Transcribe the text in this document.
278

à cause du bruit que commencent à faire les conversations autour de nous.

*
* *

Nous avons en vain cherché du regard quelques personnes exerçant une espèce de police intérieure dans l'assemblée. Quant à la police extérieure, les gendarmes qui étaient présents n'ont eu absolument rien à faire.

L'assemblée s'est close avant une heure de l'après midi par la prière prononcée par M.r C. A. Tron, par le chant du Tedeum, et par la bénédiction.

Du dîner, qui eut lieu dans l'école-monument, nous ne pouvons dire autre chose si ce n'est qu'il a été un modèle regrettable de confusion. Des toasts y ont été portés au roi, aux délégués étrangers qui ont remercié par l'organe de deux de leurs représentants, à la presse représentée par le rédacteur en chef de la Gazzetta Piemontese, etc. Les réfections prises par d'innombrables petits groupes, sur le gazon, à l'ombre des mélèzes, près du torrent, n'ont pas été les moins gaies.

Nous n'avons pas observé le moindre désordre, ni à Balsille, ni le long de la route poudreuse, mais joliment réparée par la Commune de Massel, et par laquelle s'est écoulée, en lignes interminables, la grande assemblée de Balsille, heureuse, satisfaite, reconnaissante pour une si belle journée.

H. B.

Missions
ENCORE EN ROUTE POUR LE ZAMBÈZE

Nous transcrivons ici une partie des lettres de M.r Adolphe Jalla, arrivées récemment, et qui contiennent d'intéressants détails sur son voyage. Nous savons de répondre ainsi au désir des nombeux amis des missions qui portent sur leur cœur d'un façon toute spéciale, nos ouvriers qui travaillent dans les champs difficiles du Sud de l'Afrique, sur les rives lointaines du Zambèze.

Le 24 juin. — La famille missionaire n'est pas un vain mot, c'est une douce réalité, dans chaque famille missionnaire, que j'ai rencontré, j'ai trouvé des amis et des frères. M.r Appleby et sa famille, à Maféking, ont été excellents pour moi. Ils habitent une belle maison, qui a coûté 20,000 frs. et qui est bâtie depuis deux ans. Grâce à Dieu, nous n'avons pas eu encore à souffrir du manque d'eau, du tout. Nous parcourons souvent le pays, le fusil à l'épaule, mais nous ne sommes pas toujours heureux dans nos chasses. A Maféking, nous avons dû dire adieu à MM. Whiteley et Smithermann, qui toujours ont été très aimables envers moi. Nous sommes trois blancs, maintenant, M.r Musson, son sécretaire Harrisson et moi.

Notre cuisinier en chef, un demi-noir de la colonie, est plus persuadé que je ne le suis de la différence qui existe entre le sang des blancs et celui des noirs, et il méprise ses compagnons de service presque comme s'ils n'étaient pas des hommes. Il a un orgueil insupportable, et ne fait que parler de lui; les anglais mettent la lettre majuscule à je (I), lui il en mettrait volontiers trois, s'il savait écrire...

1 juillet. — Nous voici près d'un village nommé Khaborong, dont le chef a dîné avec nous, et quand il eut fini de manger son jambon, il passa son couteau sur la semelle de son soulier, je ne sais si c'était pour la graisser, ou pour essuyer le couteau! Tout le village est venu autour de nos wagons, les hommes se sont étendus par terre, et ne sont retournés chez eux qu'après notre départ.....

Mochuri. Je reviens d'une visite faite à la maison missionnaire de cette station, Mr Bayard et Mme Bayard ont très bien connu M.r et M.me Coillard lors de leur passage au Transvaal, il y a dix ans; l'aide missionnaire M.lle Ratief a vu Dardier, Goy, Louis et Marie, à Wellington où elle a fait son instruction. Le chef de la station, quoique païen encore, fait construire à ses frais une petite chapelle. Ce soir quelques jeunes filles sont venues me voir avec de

• WORK TO DO: Word for word, extract all the records.

• EXPECTED OUTPUT:
Transcribe the text in this document.
278

à cause du bruit que commencent à faire les conversations autour de nous.

*
* *

Nous avons en vain cherché du regard quelques personnes exerçant une espèce de police intérieure dans l'assemblée. Quant à la police extérieure, les gendarmes qui étaient présents n'ont eu absolument rien à faire.

L'assemblée s'est close avant une heure de l'après midi par la prière prononcée par M.r C. A. Tron, par le chant du Tedeum, et par la bénédiction.

Du dîner, qui eut lieu dans l'école-monument, nous ne pouvons dire autre chose si ce n'est qu'il a été un modèle regrettable de confusion. Des toasts y ont été portés au roi, aux délégués étrangers qui ont remercié par l'organe de deux de leurs représentants, à la presse représentée par le rédacteur en chef de la Gazzetta Piemontese, etc. Les réfections prises par d'innombrables petits groupes, sur le gazon, à l'ombre des mélèzes, près du torrent, n'ont pas été les moins gaies.

Nous n'avons pas observé le moindre désordre, ni à Balsille, ni le long de la route poudreuse, mais joliment réparée par la Commune de Massel, et par laquelle s'est écoulée, en lignes interminables, la grande assemblée de Balsille, heureuse, satisfaite, reconnaissante pour une si belle journée.

H. B.

Missions
ENCORE EN ROUTE POUR LE ZAMBÈZE

Nous transcrivons ici une partie des lettres de M.r Adolphe Jalla, arrivées récemment, et qui contiennent d'intéressants détails sur son voyage. Nous savons de répondre ainsi au désir des nombeux amis des missions qui portent sur leur cœur d'un façon toute spéciale, nos ouvriers qui travaillent dans les champs difficiles du Sud de l'Afrique, sur les rives lointaines du Zambèze.

Le 24 juin. — La famille missionaire n'est pas un vain mot, c'est une douce réalité, dans chaque famille missionnaire, que j'ai rencontré, j'ai trouvé des amis et des frères. M.r Appleby et sa famille, à Maféking, ont été excellents pour moi. Ils habitent une belle maison, qui a coûté 20,000 frs. et qui est bâtie depuis deux ans. Grâce à Dieu, nous n'avons pas eu encore à souffrir du manque d'eau, du tout. Nous parcourons souvent le pays, le fusil à l'épaule, mais nous ne sommes pas toujours heureux dans nos chasses. A Maféking, nous avons dû dire adieu à MM. Whiteley et Smithermann, qui toujours ont été très aimables envers moi. Nous sommes trois blancs, maintenant, M.r Musson, son sécretaire Harrisson et moi.

Notre cuisinier en chef, un demi-noir de la colonie, est plus persuadé que je ne le suis de la différence qui existe entre le sang des blancs et celui des noirs, et il méprise ses compagnons de service presque comme s'ils n'étaient pas des hommes. Il a un orgueil insupportable, et ne fait que parler de lui; les anglais mettent la lettre majuscule à je (I), lui il en mettrait volontiers trois, s'il savait écrire...

1 juillet. — Nous voici près d'un village nommé Khaborong, dont le chef a dîné avec nous, et quand il eut fini de manger son jambon, il passa son couteau sur la semelle de son soulier, je ne sais si c'était pour la graisser, ou pour essuyer le couteau! Tout le village est venu autour de nos wagons, les hommes se sont étendus par terre, et ne sont retournés chez eux qu'après notre départ.....

Mochuri. Je reviens d'une visite faite à la maison missionnaire de cette station, Mr Bayard et Mme Bayard ont très bien connu M.r et M.me Coillard lors de leur passage au Transvaal, il y a dix ans; l'aide missionnaire M.lle Ratief a vu Dardier, Goy, Louis et Marie, à Wellington où elle a fait son instruction. Le chef de la station, quoique païen encore, fait construire à ses frais une petite chapelle. Ce soir quelques jeunes filles sont venues me voir avec de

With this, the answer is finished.